• _Short task_
Present every line in which the string "JSON" appears.

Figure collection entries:
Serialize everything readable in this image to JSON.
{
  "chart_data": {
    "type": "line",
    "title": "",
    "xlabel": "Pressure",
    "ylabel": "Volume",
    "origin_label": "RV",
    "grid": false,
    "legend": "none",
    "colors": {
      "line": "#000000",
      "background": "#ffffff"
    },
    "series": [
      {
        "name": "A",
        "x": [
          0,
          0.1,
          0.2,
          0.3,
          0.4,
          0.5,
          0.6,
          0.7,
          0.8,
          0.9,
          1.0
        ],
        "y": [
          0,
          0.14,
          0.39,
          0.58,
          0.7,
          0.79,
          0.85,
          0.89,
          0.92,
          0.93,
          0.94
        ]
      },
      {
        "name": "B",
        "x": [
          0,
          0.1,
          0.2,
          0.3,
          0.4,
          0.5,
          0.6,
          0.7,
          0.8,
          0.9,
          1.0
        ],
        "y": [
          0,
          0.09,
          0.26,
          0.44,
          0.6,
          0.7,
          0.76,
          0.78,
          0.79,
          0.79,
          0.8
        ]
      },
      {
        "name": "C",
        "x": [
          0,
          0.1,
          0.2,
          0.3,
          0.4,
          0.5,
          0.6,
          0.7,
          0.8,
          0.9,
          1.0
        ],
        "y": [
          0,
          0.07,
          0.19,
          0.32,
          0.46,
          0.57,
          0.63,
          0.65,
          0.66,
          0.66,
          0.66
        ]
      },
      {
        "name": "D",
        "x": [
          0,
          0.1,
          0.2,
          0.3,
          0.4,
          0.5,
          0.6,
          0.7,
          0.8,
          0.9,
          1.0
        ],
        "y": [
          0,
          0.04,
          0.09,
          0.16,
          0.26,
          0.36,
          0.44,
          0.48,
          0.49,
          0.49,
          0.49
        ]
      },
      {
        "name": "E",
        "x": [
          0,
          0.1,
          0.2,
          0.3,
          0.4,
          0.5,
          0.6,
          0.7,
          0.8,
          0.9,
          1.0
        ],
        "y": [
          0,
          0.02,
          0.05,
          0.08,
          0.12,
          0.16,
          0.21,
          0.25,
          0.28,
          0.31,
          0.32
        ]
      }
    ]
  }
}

...

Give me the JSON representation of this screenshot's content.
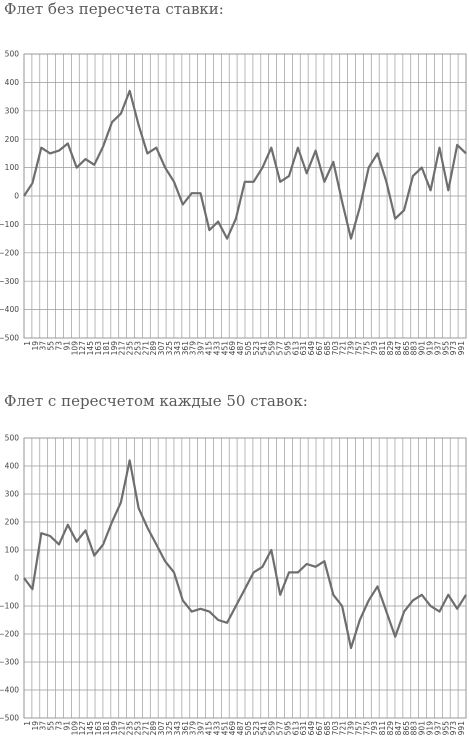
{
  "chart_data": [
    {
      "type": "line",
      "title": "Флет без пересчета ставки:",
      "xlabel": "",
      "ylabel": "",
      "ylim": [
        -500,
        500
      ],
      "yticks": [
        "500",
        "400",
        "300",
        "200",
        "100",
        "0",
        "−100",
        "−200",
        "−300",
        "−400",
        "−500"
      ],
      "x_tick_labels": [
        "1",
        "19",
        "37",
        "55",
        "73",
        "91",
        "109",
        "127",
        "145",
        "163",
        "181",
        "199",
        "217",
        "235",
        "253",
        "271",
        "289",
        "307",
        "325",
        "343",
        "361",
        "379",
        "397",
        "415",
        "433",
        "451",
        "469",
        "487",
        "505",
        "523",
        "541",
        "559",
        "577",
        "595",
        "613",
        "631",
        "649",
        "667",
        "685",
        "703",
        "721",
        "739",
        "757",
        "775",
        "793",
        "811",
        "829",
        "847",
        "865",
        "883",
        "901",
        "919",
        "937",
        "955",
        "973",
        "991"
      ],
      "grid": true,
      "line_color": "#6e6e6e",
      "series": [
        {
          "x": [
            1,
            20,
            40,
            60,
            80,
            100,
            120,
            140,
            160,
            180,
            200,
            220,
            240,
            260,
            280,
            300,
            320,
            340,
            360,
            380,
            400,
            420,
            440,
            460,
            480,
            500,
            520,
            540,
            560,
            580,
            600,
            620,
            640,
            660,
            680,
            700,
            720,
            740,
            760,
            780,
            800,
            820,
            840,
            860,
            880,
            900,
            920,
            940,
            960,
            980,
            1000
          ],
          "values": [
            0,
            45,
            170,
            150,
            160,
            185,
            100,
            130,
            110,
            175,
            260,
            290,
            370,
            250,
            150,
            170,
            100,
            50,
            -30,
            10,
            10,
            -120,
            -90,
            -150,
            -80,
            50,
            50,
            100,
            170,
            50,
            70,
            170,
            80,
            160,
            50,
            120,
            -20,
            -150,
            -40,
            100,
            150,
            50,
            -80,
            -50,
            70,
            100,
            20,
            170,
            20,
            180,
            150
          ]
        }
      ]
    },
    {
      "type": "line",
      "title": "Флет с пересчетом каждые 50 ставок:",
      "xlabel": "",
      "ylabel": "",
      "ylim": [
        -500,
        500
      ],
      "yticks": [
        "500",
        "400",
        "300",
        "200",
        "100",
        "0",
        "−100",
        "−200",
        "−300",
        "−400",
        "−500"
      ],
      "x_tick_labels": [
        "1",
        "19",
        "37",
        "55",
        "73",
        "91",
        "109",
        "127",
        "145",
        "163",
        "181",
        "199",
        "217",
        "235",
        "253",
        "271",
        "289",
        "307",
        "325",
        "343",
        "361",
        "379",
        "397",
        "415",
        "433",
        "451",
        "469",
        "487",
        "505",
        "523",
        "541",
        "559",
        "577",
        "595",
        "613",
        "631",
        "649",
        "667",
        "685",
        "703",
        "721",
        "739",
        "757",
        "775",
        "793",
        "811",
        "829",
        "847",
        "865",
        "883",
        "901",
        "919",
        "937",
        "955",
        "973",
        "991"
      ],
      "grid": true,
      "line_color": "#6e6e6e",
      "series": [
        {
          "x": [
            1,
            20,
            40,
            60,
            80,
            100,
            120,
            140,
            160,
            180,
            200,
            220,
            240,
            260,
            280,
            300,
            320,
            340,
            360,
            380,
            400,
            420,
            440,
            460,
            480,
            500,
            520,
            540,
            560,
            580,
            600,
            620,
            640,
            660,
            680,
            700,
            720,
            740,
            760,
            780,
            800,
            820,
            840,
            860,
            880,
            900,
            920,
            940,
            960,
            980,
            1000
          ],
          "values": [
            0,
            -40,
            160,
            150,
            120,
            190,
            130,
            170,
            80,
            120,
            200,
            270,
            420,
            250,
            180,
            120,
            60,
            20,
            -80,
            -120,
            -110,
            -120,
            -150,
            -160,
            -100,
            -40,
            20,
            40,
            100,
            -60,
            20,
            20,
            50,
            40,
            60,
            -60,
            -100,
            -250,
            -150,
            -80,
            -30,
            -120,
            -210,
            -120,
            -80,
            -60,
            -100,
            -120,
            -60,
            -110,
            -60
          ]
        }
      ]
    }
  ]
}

• _Final result_
Serialize everything readable in this image to JSON.
Give me the JSON representation of this screenshot's content.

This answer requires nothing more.